GIVEN TASK ▸ Leave out the pictures and reproduce all of the data exactly.

◇ ◇ ◇ ◇ ◇

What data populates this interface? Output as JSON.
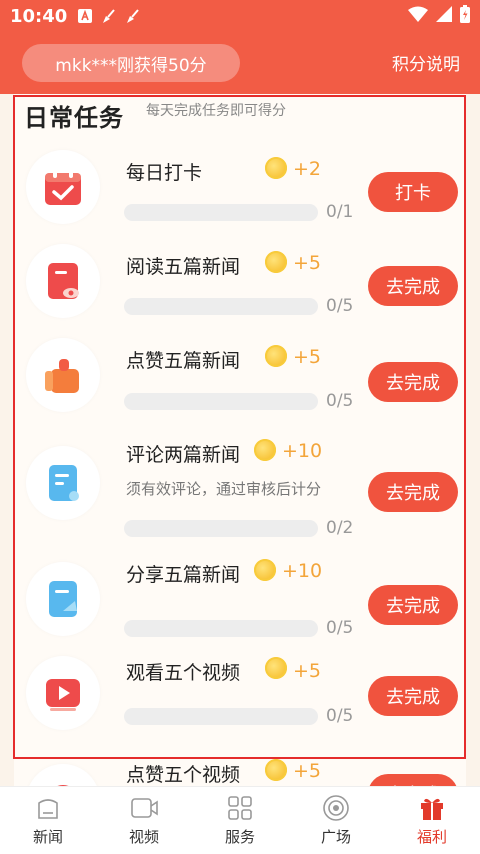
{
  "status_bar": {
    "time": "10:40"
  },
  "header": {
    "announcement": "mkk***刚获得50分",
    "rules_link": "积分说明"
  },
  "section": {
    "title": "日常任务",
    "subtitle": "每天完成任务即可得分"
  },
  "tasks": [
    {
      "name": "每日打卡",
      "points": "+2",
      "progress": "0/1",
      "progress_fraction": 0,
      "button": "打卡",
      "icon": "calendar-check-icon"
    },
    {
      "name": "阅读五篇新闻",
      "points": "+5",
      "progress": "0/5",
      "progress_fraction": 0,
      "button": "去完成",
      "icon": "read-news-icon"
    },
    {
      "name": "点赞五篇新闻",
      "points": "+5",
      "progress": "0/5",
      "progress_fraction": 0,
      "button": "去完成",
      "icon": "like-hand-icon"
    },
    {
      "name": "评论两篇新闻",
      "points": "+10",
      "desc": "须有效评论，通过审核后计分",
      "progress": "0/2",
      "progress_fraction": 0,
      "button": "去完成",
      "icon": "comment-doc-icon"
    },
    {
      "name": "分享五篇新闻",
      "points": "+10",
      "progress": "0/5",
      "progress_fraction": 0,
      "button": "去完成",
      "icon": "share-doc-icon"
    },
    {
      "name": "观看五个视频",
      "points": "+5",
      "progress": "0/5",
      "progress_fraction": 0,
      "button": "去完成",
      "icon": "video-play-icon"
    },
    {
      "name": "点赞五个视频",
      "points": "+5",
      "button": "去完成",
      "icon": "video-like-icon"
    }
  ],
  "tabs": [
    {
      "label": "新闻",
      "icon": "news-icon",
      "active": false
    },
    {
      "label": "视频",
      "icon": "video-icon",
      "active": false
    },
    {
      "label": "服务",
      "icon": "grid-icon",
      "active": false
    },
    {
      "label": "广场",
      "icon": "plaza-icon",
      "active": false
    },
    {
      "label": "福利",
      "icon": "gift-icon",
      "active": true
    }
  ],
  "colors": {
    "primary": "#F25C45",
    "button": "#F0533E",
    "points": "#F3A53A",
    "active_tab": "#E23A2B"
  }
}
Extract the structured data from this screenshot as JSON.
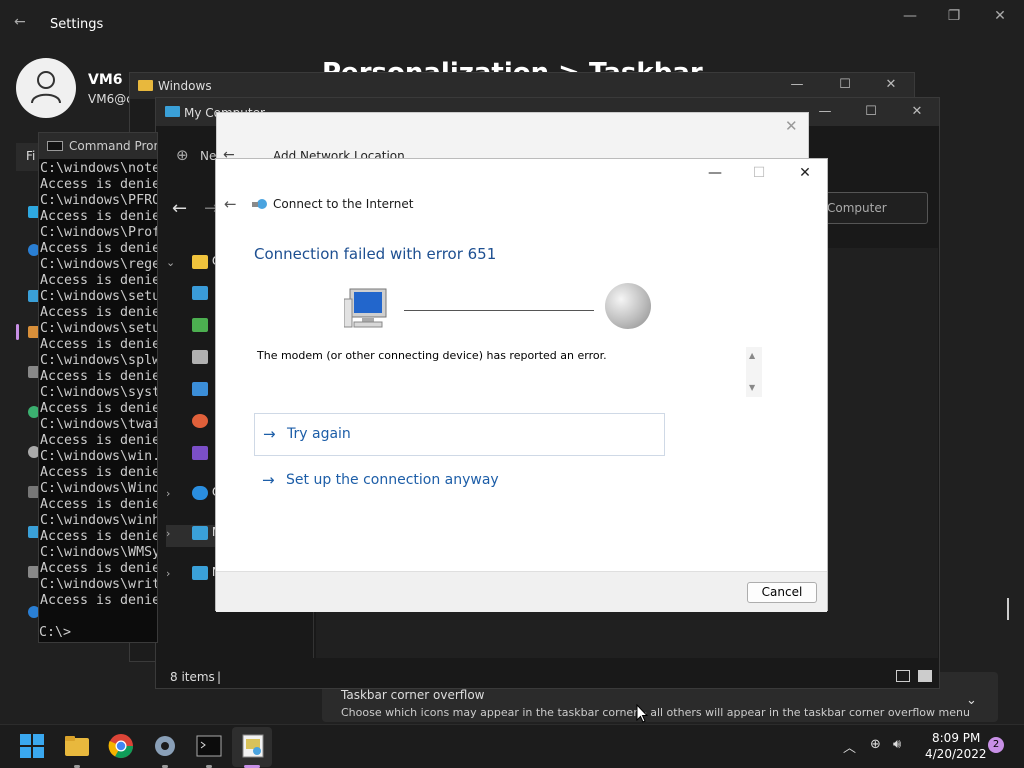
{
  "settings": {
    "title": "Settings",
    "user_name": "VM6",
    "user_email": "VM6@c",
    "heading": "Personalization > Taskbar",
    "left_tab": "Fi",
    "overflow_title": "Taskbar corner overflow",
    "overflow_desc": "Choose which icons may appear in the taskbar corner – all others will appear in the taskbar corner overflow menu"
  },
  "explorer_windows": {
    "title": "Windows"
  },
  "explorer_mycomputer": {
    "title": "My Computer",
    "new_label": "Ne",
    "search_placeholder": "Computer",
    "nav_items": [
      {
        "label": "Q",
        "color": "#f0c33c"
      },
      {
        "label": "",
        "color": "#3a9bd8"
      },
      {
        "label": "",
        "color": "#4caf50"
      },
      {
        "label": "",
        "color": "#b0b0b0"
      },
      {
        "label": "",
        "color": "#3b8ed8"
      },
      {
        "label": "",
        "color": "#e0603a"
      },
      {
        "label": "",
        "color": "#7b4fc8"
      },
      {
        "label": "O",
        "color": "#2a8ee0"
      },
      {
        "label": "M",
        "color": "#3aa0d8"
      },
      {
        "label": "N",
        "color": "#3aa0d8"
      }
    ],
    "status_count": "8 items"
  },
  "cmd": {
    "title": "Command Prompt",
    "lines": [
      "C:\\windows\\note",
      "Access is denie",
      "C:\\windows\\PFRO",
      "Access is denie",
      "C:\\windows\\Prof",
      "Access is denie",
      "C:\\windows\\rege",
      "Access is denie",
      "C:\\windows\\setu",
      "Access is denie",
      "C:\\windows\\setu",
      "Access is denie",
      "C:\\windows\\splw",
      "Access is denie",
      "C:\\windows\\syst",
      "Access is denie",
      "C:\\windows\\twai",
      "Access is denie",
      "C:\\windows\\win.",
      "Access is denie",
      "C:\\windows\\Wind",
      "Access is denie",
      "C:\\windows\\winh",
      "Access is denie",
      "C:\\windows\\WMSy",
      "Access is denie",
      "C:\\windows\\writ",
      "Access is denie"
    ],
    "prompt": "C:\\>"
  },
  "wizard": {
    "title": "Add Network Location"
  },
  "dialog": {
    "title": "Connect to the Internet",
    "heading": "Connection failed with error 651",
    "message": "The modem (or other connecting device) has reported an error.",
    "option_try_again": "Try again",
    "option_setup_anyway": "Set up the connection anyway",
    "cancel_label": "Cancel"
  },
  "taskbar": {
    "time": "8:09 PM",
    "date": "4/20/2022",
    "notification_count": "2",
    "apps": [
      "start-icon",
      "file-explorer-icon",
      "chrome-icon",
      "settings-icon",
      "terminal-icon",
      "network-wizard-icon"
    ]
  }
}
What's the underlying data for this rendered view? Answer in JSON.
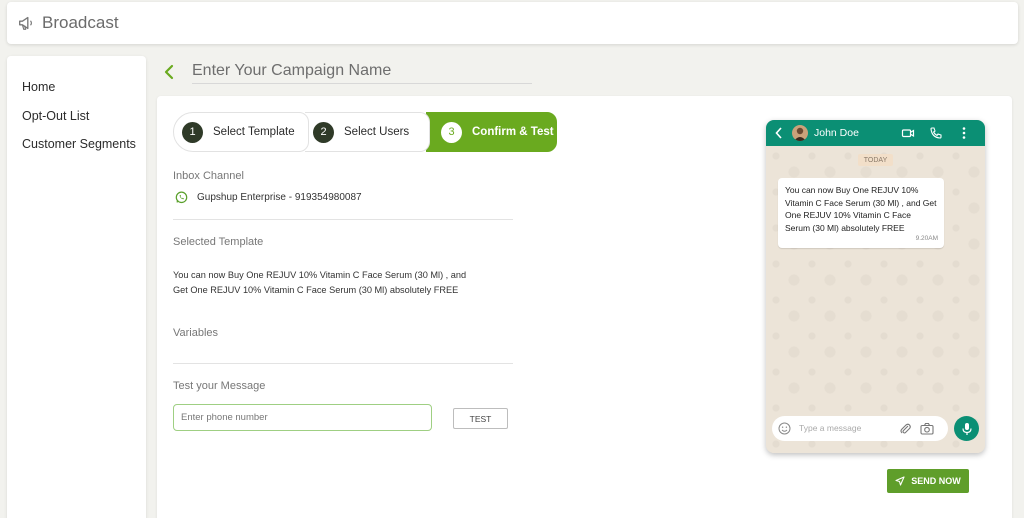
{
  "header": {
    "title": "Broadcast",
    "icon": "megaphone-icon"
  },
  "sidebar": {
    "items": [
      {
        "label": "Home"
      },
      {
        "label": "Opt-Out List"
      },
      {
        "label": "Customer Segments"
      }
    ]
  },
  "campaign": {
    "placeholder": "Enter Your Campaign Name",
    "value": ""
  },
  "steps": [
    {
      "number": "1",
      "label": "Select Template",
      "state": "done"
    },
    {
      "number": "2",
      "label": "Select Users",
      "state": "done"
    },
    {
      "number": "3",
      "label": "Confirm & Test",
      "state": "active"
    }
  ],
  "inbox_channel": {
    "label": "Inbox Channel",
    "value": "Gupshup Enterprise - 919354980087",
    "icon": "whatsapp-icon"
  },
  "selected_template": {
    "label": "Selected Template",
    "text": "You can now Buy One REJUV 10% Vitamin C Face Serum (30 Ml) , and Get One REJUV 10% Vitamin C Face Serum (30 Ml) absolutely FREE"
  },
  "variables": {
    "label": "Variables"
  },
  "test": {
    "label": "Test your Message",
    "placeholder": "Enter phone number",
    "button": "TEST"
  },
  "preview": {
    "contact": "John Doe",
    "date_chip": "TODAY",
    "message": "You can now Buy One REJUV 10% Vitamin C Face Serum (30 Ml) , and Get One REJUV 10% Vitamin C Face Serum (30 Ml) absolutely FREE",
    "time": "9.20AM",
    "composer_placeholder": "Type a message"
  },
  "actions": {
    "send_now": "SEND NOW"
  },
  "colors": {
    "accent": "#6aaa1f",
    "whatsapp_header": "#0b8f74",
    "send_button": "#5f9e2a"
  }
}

◇ ◇ ◇ ◇ ◇

RESULT OF THE TASK ▸
What data populates this interface? Output as JSON.
{
  "status_bar": {
    "time": "10:40"
  },
  "header": {
    "announcement": "mkk***刚获得50分",
    "rules_link": "积分说明"
  },
  "section": {
    "title": "日常任务",
    "subtitle": "每天完成任务即可得分"
  },
  "tasks": [
    {
      "name": "每日打卡",
      "points": "+2",
      "progress": "0/1",
      "progress_fraction": 0,
      "button": "打卡",
      "icon": "calendar-check-icon"
    },
    {
      "name": "阅读五篇新闻",
      "points": "+5",
      "progress": "0/5",
      "progress_fraction": 0,
      "button": "去完成",
      "icon": "read-news-icon"
    },
    {
      "name": "点赞五篇新闻",
      "points": "+5",
      "progress": "0/5",
      "progress_fraction": 0,
      "button": "去完成",
      "icon": "like-hand-icon"
    },
    {
      "name": "评论两篇新闻",
      "points": "+10",
      "desc": "须有效评论，通过审核后计分",
      "progress": "0/2",
      "progress_fraction": 0,
      "button": "去完成",
      "icon": "comment-doc-icon"
    },
    {
      "name": "分享五篇新闻",
      "points": "+10",
      "progress": "0/5",
      "progress_fraction": 0,
      "button": "去完成",
      "icon": "share-doc-icon"
    },
    {
      "name": "观看五个视频",
      "points": "+5",
      "progress": "0/5",
      "progress_fraction": 0,
      "button": "去完成",
      "icon": "video-play-icon"
    },
    {
      "name": "点赞五个视频",
      "points": "+5",
      "button": "去完成",
      "icon": "video-like-icon"
    }
  ],
  "tabs": [
    {
      "label": "新闻",
      "icon": "news-icon",
      "active": false
    },
    {
      "label": "视频",
      "icon": "video-icon",
      "active": false
    },
    {
      "label": "服务",
      "icon": "grid-icon",
      "active": false
    },
    {
      "label": "广场",
      "icon": "plaza-icon",
      "active": false
    },
    {
      "label": "福利",
      "icon": "gift-icon",
      "active": true
    }
  ],
  "colors": {
    "primary": "#F25C45",
    "button": "#F0533E",
    "points": "#F3A53A",
    "active_tab": "#E23A2B"
  }
}
Extract the structured data from this screenshot as JSON.
{
  "settings": {
    "title": "Settings",
    "user_name": "VM6",
    "user_email": "VM6@c",
    "heading": "Personalization > Taskbar",
    "left_tab": "Fi",
    "overflow_title": "Taskbar corner overflow",
    "overflow_desc": "Choose which icons may appear in the taskbar corner – all others will appear in the taskbar corner overflow menu"
  },
  "explorer_windows": {
    "title": "Windows"
  },
  "explorer_mycomputer": {
    "title": "My Computer",
    "new_label": "Ne",
    "search_placeholder": "Computer",
    "nav_items": [
      {
        "label": "Q",
        "color": "#f0c33c"
      },
      {
        "label": "",
        "color": "#3a9bd8"
      },
      {
        "label": "",
        "color": "#4caf50"
      },
      {
        "label": "",
        "color": "#b0b0b0"
      },
      {
        "label": "",
        "color": "#3b8ed8"
      },
      {
        "label": "",
        "color": "#e0603a"
      },
      {
        "label": "",
        "color": "#7b4fc8"
      },
      {
        "label": "O",
        "color": "#2a8ee0"
      },
      {
        "label": "M",
        "color": "#3aa0d8"
      },
      {
        "label": "N",
        "color": "#3aa0d8"
      }
    ],
    "status_count": "8 items"
  },
  "cmd": {
    "title": "Command Prompt",
    "lines": [
      "C:\\windows\\note",
      "Access is denie",
      "C:\\windows\\PFRO",
      "Access is denie",
      "C:\\windows\\Prof",
      "Access is denie",
      "C:\\windows\\rege",
      "Access is denie",
      "C:\\windows\\setu",
      "Access is denie",
      "C:\\windows\\setu",
      "Access is denie",
      "C:\\windows\\splw",
      "Access is denie",
      "C:\\windows\\syst",
      "Access is denie",
      "C:\\windows\\twai",
      "Access is denie",
      "C:\\windows\\win.",
      "Access is denie",
      "C:\\windows\\Wind",
      "Access is denie",
      "C:\\windows\\winh",
      "Access is denie",
      "C:\\windows\\WMSy",
      "Access is denie",
      "C:\\windows\\writ",
      "Access is denie"
    ],
    "prompt": "C:\\>"
  },
  "wizard": {
    "title": "Add Network Location"
  },
  "dialog": {
    "title": "Connect to the Internet",
    "heading": "Connection failed with error 651",
    "message": "The modem (or other connecting device) has reported an error.",
    "option_try_again": "Try again",
    "option_setup_anyway": "Set up the connection anyway",
    "cancel_label": "Cancel"
  },
  "taskbar": {
    "time": "8:09 PM",
    "date": "4/20/2022",
    "notification_count": "2",
    "apps": [
      "start-icon",
      "file-explorer-icon",
      "chrome-icon",
      "settings-icon",
      "terminal-icon",
      "network-wizard-icon"
    ]
  }
}
What's the underlying data for this rendered view? Answer in JSON.
{
  "header": {
    "title": "Broadcast",
    "icon": "megaphone-icon"
  },
  "sidebar": {
    "items": [
      {
        "label": "Home"
      },
      {
        "label": "Opt-Out List"
      },
      {
        "label": "Customer Segments"
      }
    ]
  },
  "campaign": {
    "placeholder": "Enter Your Campaign Name",
    "value": ""
  },
  "steps": [
    {
      "number": "1",
      "label": "Select Template",
      "state": "done"
    },
    {
      "number": "2",
      "label": "Select Users",
      "state": "done"
    },
    {
      "number": "3",
      "label": "Confirm & Test",
      "state": "active"
    }
  ],
  "inbox_channel": {
    "label": "Inbox Channel",
    "value": "Gupshup Enterprise - 919354980087",
    "icon": "whatsapp-icon"
  },
  "selected_template": {
    "label": "Selected Template",
    "text": "You can now Buy One REJUV 10% Vitamin C Face Serum (30 Ml) , and Get One REJUV 10% Vitamin C Face Serum (30 Ml) absolutely FREE"
  },
  "variables": {
    "label": "Variables"
  },
  "test": {
    "label": "Test your Message",
    "placeholder": "Enter phone number",
    "button": "TEST"
  },
  "preview": {
    "contact": "John Doe",
    "date_chip": "TODAY",
    "message": "You can now Buy One REJUV 10% Vitamin C Face Serum (30 Ml) , and Get One REJUV 10% Vitamin C Face Serum (30 Ml) absolutely FREE",
    "time": "9.20AM",
    "composer_placeholder": "Type a message"
  },
  "actions": {
    "send_now": "SEND NOW"
  },
  "colors": {
    "accent": "#6aaa1f",
    "whatsapp_header": "#0b8f74",
    "send_button": "#5f9e2a"
  }
}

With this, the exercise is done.